Wir dokumentieren einen Beitrag von heise-online: Krebsrisiko im Umfeld von Atomanlagen – neue Studie aus den USA

Eine epidemiologische Studie scheint einen Zusammenhang für das 30 Jahre alte AKW Diablo Canyon in Kalifornien plausibel zu machen

Steigt die Krebshäufigkeit bei Menschen, die in der Nähe eines AKW leben? 2007 hatte eine vom Bundesamt für Strahlenschutz (BfS) in Auftrag gegebene epidemiologische Studie für Aufsehen gesorgt (Leukämie-Risiko für Kinder in der Nähe von AKWs höher). Sie konstatierte eine erhöhte Krebsrate bei Kleinkindern bis zu 5 Jahren, die im Umkreis von 5 km um ein AKW leben, die Leukämierate läge doppelt so hoch. Der damalige Umweltminister Gabriel ließ daraufhin die KiKK-Studie von der Strahlenschutzkommission (SSK) überprüfen. Sie kam 2008 zum Schluss, dass sie methodische Fehler enthalte und keinen Zusammenhang mit der Strahlenexposition durch Kernkraftwerke herstellen könne (Streit um die Ursache für erhöhtes Krebsrisiko von Kindern in der Nähe von AKWs).

AUSZÜGE DER AUFLISTUNG |
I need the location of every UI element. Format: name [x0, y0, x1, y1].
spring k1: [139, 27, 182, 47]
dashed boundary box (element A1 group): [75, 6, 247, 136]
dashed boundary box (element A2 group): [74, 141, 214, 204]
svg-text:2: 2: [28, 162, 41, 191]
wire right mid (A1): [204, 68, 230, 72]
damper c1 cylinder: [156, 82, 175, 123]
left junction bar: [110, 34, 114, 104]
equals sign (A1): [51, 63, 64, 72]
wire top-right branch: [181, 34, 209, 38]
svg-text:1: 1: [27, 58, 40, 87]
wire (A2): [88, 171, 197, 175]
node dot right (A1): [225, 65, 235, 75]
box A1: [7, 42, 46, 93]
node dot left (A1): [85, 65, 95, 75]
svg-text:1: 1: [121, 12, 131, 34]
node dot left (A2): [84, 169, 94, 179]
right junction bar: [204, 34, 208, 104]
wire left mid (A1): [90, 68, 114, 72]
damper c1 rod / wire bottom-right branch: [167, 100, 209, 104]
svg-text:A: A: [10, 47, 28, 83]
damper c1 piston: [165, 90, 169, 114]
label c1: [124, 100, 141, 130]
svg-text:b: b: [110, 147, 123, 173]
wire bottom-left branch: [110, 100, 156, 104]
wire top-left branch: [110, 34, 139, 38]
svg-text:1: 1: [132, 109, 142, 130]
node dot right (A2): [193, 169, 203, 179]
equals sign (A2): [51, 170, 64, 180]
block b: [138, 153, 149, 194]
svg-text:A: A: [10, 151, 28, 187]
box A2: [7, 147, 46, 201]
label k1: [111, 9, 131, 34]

ZUR AUFGABE | Gib den Absatz im Textauszug, der mit „Steigt die Krebshäufigkeit“ beginnt, als knappe Stichpunktliste wieder und behalte dabei seine wesentlichen Fakten.

ANTWORTFELD |
- 2007 sorgte eine vom Bundesamt für Strahlenschutz (BfS) beauftragte epidemiologische Studie, die KiKK-Studie, für Aufsehen.
- Sie stellte bei Kleinkindern bis zu 5 Jahren im Umkreis von 5 km um ein AKW eine erhöhte Krebsrate fest; die Leukämierate liege doppelt so hoch.
- Der damalige Umweltminister Gabriel ließ die Studie von der Strahlenschutzkommission (SSK) überprüfen.
- Die SSK kam 2008 zu dem Schluss, die Studie enthalte methodische Fehler und könne keinen Zusammenhang mit der Strahlenexposition durch Kernkraftwerke herstellen.